--- begin DATA FOR PROCESSING ---

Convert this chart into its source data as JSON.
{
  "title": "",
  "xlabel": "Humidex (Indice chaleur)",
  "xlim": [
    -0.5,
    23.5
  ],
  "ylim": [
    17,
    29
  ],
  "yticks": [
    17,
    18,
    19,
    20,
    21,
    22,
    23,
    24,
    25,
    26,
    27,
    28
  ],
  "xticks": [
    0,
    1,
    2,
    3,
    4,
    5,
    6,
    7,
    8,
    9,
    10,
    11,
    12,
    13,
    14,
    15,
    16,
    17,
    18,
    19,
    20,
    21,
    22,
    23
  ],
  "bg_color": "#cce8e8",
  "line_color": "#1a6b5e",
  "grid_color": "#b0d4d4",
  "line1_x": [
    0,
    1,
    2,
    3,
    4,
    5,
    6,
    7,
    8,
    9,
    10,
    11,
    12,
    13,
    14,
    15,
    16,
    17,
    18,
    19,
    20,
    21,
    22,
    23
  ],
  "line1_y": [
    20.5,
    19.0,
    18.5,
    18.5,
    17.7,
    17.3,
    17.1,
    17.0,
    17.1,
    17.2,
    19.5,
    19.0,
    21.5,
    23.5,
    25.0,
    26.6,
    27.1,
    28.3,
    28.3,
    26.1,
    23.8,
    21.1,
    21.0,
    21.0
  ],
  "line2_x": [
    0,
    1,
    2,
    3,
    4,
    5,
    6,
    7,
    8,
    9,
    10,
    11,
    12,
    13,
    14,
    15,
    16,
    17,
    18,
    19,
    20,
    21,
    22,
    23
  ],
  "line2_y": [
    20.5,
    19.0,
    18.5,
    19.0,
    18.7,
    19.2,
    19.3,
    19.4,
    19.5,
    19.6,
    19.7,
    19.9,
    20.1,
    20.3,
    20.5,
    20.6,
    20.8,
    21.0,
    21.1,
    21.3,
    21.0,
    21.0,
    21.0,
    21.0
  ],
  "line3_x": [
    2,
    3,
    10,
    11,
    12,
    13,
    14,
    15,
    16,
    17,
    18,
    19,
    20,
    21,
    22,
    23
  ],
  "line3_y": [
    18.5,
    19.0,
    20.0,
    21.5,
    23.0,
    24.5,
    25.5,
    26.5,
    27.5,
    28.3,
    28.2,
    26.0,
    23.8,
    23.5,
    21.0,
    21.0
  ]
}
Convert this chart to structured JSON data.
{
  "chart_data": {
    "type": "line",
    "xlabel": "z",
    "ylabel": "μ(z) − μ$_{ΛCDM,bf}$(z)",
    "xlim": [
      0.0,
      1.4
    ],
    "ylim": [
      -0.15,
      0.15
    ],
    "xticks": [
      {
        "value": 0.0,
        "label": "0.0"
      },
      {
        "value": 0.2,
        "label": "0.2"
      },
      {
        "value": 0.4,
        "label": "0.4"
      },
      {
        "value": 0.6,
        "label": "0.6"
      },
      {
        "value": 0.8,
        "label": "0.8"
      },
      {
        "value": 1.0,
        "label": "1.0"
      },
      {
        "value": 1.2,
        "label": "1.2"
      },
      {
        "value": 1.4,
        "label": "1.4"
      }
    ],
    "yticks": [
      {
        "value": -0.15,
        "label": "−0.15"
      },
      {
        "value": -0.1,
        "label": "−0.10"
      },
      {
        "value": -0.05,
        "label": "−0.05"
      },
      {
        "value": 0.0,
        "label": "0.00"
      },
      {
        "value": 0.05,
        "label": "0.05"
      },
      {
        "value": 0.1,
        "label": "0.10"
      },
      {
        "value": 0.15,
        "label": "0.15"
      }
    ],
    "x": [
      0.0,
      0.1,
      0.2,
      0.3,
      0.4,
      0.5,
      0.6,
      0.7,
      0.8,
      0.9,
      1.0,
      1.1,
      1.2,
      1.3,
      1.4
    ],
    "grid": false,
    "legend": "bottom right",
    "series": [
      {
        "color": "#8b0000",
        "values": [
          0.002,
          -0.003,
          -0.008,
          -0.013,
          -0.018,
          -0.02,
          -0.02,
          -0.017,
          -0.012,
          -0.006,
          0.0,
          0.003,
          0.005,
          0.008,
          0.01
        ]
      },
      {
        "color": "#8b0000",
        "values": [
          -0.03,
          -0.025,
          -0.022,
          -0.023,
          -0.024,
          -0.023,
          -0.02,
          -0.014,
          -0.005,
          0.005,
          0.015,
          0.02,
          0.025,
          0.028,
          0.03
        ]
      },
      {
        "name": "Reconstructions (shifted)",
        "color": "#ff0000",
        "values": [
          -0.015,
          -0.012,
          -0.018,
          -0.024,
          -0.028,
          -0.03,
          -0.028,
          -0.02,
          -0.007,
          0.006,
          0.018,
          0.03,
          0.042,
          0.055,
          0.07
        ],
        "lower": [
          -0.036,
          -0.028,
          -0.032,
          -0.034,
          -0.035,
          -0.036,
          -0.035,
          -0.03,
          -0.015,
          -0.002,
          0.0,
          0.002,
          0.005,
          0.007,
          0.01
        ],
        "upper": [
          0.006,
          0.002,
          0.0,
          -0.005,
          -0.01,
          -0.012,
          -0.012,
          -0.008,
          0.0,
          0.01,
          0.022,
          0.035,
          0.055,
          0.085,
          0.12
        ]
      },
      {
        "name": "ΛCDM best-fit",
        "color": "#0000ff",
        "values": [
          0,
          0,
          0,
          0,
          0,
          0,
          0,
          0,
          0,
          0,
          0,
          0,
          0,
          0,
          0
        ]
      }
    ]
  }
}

--- end DATA FOR PROCESSING ---

EXERCISE DESCRIPTION — From the listing above, copy every line that includes the word "ΛCDM".

REPLY —
    "ylabel": "μ(z) − μ$_{ΛCDM,bf}$(z)",
        "name": "ΛCDM best-fit",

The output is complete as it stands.